YOUR TASK — Copy out each line of the data holding "adoption".

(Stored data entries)
—————

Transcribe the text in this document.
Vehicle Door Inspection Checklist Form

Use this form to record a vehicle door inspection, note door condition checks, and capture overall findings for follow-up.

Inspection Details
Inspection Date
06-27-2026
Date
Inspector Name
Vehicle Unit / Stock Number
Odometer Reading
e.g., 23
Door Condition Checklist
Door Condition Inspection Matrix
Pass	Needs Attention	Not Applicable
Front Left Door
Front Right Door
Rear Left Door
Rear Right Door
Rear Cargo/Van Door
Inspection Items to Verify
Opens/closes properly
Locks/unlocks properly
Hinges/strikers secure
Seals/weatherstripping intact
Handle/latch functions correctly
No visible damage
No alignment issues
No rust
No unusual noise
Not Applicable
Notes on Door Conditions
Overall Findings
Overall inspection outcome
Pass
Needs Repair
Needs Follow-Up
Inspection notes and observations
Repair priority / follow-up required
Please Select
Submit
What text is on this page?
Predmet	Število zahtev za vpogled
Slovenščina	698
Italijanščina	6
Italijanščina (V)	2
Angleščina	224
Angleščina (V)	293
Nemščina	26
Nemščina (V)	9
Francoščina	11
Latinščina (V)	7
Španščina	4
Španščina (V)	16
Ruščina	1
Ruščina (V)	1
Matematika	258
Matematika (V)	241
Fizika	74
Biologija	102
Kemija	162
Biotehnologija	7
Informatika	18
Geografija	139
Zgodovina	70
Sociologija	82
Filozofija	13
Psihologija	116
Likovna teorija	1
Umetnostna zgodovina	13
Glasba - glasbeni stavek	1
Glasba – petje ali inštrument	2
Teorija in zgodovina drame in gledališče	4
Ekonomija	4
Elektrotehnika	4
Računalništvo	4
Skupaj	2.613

—————

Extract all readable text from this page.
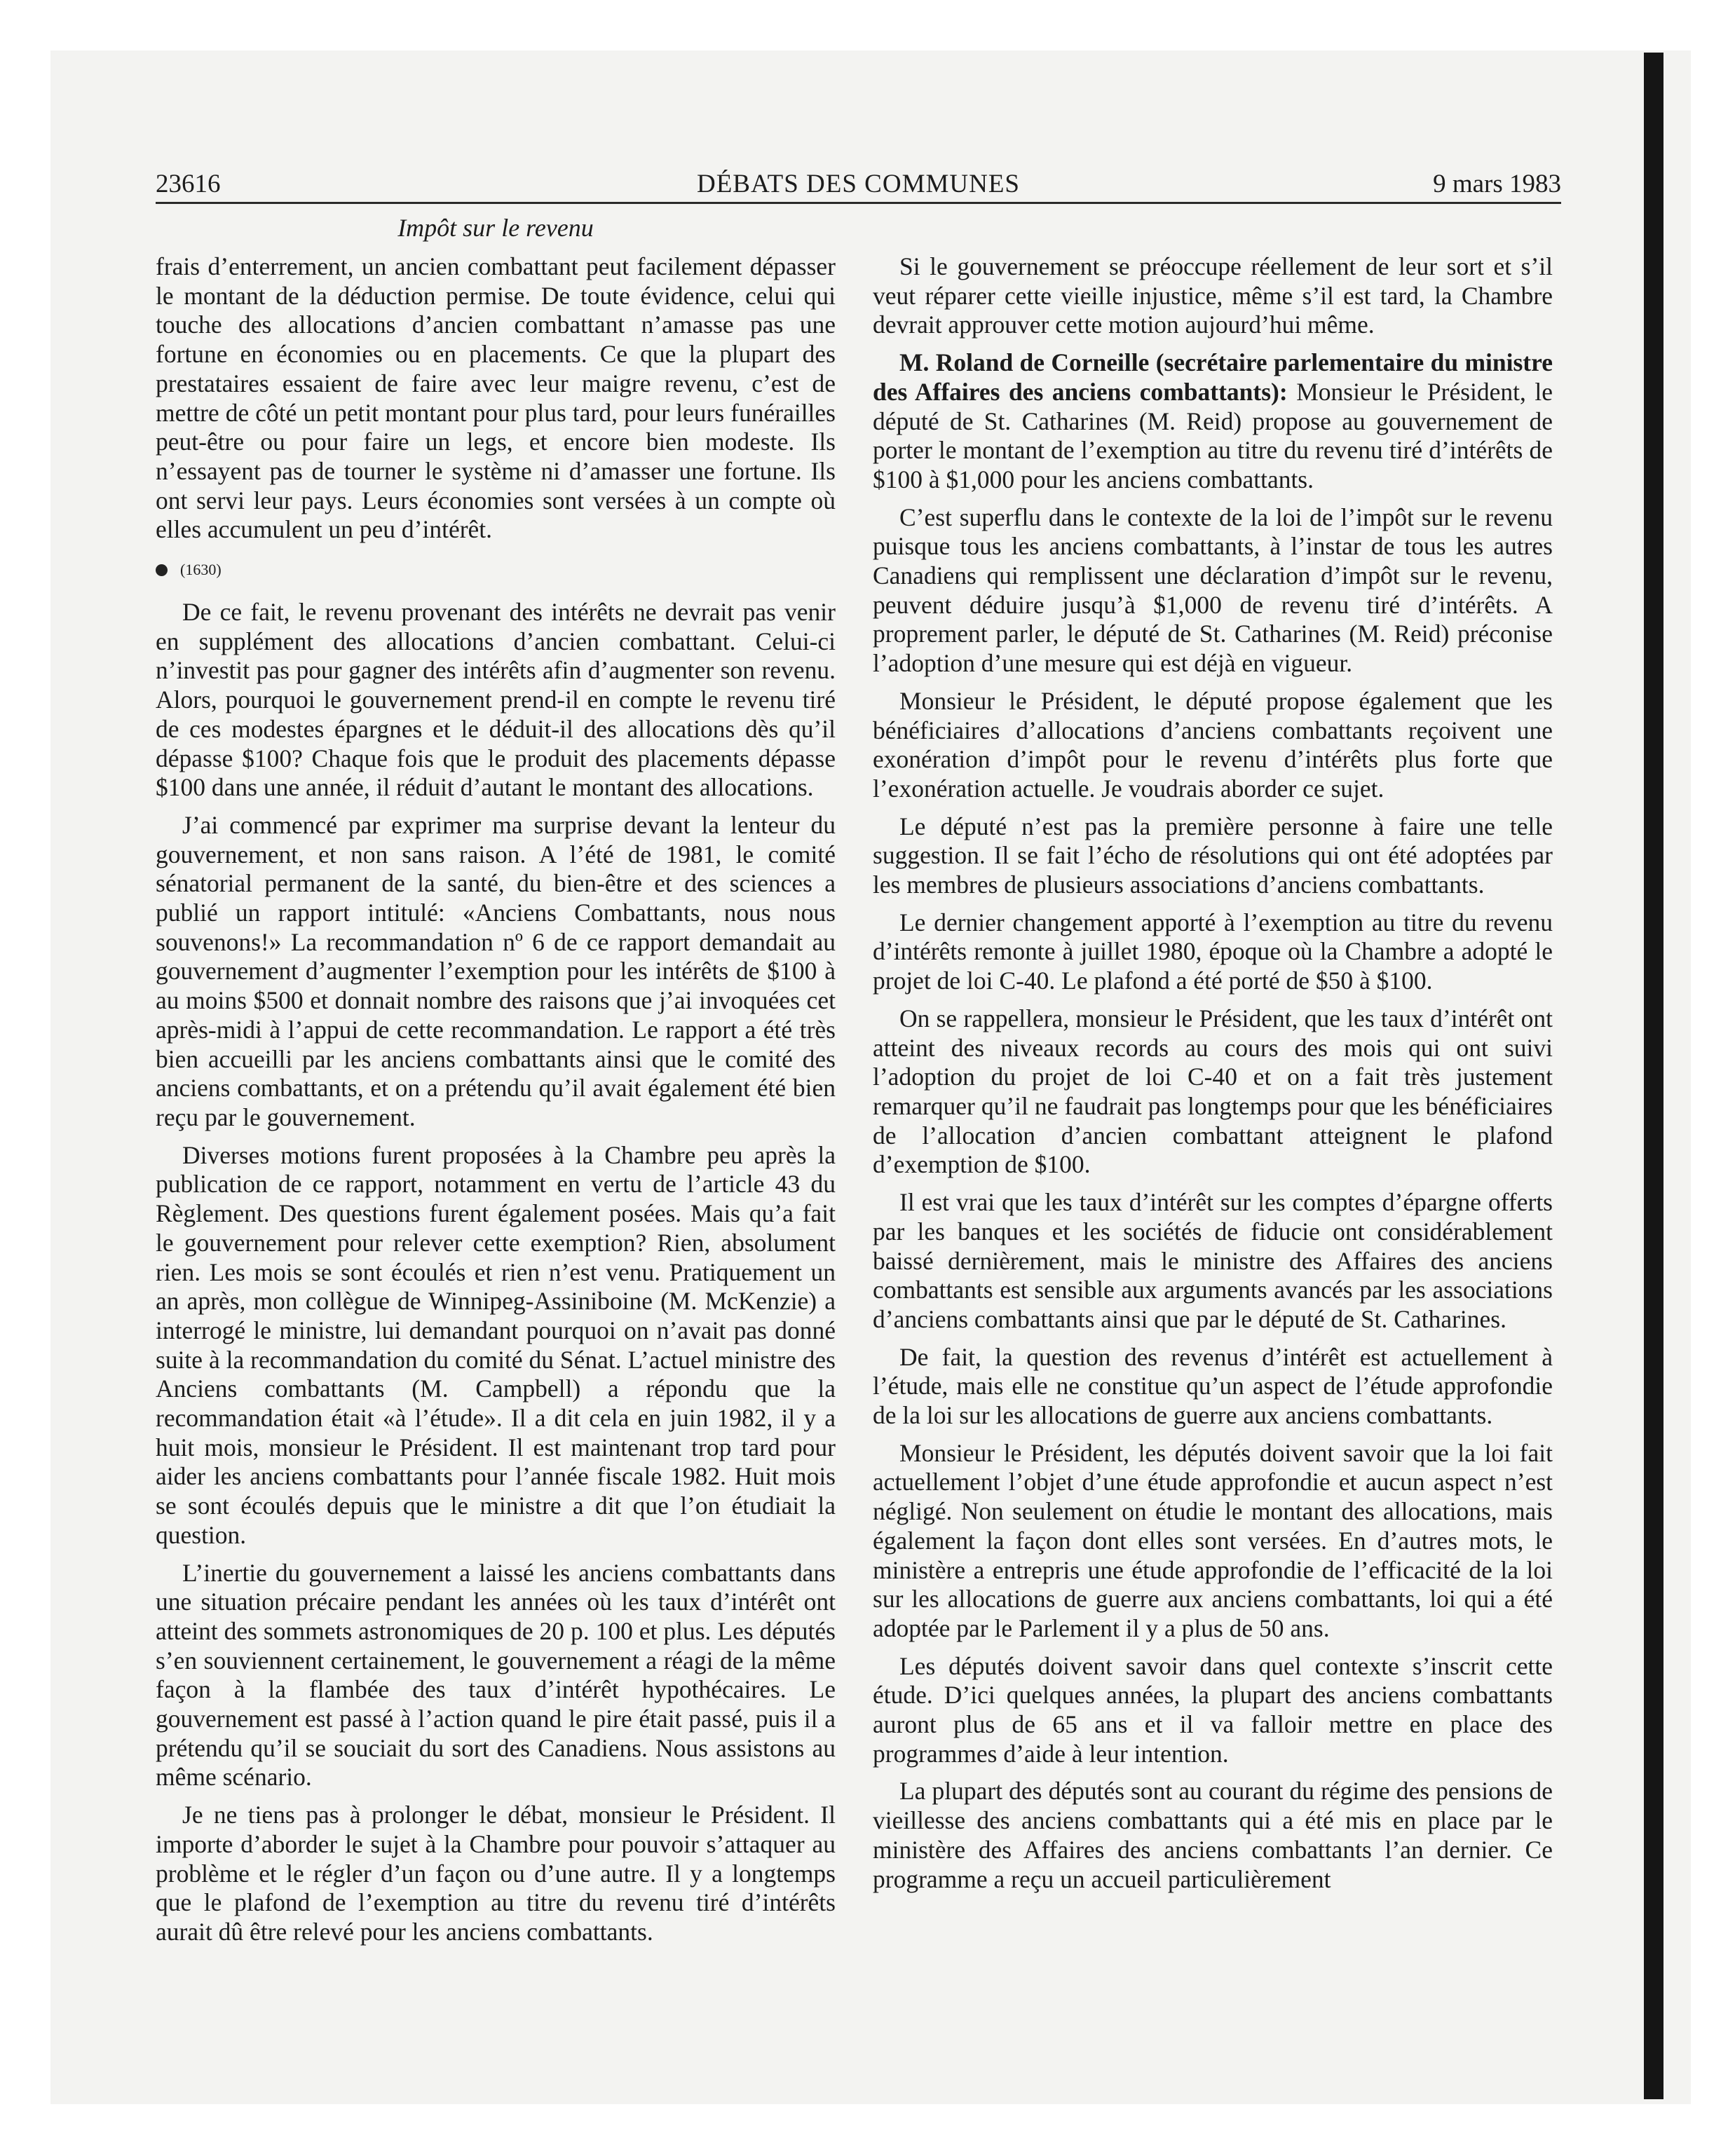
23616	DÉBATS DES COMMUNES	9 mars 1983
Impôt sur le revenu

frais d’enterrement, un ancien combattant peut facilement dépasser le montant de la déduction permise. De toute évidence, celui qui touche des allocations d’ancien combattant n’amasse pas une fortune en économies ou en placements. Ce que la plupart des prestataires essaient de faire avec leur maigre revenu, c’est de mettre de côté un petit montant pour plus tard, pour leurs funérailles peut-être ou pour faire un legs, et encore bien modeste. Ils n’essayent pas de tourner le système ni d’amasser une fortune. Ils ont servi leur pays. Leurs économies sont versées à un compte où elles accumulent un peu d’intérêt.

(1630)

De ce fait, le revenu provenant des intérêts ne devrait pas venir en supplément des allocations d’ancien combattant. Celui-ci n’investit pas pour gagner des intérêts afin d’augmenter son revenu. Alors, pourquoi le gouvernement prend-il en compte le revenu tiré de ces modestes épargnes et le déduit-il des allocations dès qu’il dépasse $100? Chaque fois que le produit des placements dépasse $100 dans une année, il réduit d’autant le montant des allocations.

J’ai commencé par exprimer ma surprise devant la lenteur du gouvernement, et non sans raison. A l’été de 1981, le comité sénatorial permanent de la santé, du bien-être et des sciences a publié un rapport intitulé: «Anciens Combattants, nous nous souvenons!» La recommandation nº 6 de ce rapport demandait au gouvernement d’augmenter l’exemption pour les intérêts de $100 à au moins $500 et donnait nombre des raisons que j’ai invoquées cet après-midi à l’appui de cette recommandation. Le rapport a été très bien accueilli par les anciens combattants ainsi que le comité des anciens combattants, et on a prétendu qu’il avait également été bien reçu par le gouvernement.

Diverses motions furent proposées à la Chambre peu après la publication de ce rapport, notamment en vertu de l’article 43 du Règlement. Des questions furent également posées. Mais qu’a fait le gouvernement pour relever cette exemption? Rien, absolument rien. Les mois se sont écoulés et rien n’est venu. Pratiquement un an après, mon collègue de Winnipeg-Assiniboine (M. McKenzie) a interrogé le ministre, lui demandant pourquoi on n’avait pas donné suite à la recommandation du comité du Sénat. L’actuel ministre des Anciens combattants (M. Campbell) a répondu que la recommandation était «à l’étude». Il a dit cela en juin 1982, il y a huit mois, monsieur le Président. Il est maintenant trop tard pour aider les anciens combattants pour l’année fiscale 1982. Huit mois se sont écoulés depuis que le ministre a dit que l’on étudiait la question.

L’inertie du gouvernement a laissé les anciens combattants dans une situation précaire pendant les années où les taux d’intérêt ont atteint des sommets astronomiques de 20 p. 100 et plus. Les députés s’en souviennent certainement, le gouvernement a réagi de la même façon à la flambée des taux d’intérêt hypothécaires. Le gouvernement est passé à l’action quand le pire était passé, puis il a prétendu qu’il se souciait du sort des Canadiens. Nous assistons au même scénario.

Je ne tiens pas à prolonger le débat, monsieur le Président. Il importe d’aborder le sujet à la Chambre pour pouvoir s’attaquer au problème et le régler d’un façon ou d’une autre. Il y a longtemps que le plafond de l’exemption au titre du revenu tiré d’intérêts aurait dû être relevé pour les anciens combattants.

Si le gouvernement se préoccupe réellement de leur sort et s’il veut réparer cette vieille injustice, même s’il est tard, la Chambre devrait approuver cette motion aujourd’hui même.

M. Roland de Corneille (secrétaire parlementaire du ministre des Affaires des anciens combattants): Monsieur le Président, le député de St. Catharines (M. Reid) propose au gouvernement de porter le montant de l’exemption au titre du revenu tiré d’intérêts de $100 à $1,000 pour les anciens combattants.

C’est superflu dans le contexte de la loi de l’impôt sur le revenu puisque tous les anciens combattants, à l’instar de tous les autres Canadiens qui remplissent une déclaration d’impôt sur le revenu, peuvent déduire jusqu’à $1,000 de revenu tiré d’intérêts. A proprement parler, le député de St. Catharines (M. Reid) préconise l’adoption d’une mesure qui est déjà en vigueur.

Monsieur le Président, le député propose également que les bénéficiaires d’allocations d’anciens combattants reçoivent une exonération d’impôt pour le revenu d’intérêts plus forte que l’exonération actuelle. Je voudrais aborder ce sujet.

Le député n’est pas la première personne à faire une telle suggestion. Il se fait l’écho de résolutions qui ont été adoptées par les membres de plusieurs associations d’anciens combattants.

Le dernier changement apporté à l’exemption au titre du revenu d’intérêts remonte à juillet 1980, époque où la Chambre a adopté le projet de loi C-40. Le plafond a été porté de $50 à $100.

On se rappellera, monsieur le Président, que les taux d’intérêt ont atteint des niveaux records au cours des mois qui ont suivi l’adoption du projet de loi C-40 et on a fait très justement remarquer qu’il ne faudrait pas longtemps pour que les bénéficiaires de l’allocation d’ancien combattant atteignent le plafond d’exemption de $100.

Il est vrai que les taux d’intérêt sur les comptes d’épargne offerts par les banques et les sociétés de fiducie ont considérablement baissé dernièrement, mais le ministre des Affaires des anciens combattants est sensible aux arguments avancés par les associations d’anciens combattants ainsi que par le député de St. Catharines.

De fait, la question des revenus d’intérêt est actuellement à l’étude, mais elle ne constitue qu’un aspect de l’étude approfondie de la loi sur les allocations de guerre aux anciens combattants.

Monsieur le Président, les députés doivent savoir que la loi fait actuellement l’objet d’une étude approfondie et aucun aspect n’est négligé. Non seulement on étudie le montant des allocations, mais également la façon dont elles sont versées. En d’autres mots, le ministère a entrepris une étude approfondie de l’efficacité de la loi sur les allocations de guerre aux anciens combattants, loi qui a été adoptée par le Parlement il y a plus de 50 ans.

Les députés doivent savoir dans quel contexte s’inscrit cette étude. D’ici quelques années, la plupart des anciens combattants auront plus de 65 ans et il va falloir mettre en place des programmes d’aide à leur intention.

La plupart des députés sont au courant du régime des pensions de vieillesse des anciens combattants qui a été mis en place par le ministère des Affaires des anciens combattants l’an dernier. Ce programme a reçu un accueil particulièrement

—————

TASK RESULT —
C’est superflu dans le contexte de la loi de l’impôt sur le revenu puisque tous les anciens combattants, à l’instar de tous les autres Canadiens qui remplissent une déclaration d’impôt sur le revenu, peuvent déduire jusqu’à $1,000 de revenu tiré d’intérêts. A proprement parler, le député de St. Catharines (M. Reid) préconise l’adoption d’une mesure qui est déjà en vigueur.
On se rappellera, monsieur le Président, que les taux d’intérêt ont atteint des niveaux records au cours des mois qui ont suivi l’adoption du projet de loi C-40 et on a fait très justement remarquer qu’il ne faudrait pas longtemps pour que les bénéficiaires de l’allocation d’ancien combattant atteignent le plafond d’exemption de $100.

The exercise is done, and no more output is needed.